### What is being asked
Type the records out again in full, exactly.

### Exercise materials
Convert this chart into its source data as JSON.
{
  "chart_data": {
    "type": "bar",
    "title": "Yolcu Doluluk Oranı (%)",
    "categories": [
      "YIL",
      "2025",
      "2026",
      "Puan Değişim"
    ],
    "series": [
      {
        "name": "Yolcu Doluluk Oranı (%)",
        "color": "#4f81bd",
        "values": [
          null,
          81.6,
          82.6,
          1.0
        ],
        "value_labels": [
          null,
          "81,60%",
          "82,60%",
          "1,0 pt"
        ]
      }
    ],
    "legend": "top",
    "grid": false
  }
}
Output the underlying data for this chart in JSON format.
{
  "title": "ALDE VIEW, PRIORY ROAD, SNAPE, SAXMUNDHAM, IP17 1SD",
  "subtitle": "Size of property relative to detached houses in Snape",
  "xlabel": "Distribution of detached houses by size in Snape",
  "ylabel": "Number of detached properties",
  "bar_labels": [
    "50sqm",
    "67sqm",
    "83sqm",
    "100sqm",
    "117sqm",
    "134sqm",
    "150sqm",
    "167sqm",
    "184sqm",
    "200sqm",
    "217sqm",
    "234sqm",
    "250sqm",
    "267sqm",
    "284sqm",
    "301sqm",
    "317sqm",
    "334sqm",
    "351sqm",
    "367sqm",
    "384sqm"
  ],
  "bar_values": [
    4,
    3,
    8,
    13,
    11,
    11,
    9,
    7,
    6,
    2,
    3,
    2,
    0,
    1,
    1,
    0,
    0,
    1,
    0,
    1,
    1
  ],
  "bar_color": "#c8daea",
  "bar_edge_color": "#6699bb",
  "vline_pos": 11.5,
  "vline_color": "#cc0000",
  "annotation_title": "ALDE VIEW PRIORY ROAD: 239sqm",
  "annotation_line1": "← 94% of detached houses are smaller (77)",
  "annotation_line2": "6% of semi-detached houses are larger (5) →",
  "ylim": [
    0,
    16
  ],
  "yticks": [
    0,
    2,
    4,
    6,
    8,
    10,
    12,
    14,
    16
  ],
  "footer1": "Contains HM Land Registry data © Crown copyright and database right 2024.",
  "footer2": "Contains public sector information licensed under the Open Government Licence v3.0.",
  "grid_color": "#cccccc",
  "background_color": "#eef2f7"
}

### Response to this exercise
Convert this chart into its source data as JSON.
{
  "chart_data": {
    "type": "bar",
    "title": "Yolcu Doluluk Oranı (%)",
    "categories": [
      "YIL",
      "2025",
      "2026",
      "Puan Değişim"
    ],
    "series": [
      {
        "name": "Yolcu Doluluk Oranı (%)",
        "color": "#4f81bd",
        "values": [
          null,
          81.6,
          82.6,
          1.0
        ],
        "value_labels": [
          null,
          "81,60%",
          "82,60%",
          "1,0 pt"
        ]
      }
    ],
    "legend": "top",
    "grid": false
  }
}
Output the underlying data for this chart in JSON format.
{
  "title": "ALDE VIEW, PRIORY ROAD, SNAPE, SAXMUNDHAM, IP17 1SD",
  "subtitle": "Size of property relative to detached houses in Snape",
  "xlabel": "Distribution of detached houses by size in Snape",
  "ylabel": "Number of detached properties",
  "bar_labels": [
    "50sqm",
    "67sqm",
    "83sqm",
    "100sqm",
    "117sqm",
    "134sqm",
    "150sqm",
    "167sqm",
    "184sqm",
    "200sqm",
    "217sqm",
    "234sqm",
    "250sqm",
    "267sqm",
    "284sqm",
    "301sqm",
    "317sqm",
    "334sqm",
    "351sqm",
    "367sqm",
    "384sqm"
  ],
  "bar_values": [
    4,
    3,
    8,
    13,
    11,
    11,
    9,
    7,
    6,
    2,
    3,
    2,
    0,
    1,
    1,
    0,
    0,
    1,
    0,
    1,
    1
  ],
  "bar_color": "#c8daea",
  "bar_edge_color": "#6699bb",
  "vline_pos": 11.5,
  "vline_color": "#cc0000",
  "annotation_title": "ALDE VIEW PRIORY ROAD: 239sqm",
  "annotation_line1": "← 94% of detached houses are smaller (77)",
  "annotation_line2": "6% of semi-detached houses are larger (5) →",
  "ylim": [
    0,
    16
  ],
  "yticks": [
    0,
    2,
    4,
    6,
    8,
    10,
    12,
    14,
    16
  ],
  "footer1": "Contains HM Land Registry data © Crown copyright and database right 2024.",
  "footer2": "Contains public sector information licensed under the Open Government Licence v3.0.",
  "grid_color": "#cccccc",
  "background_color": "#eef2f7"
}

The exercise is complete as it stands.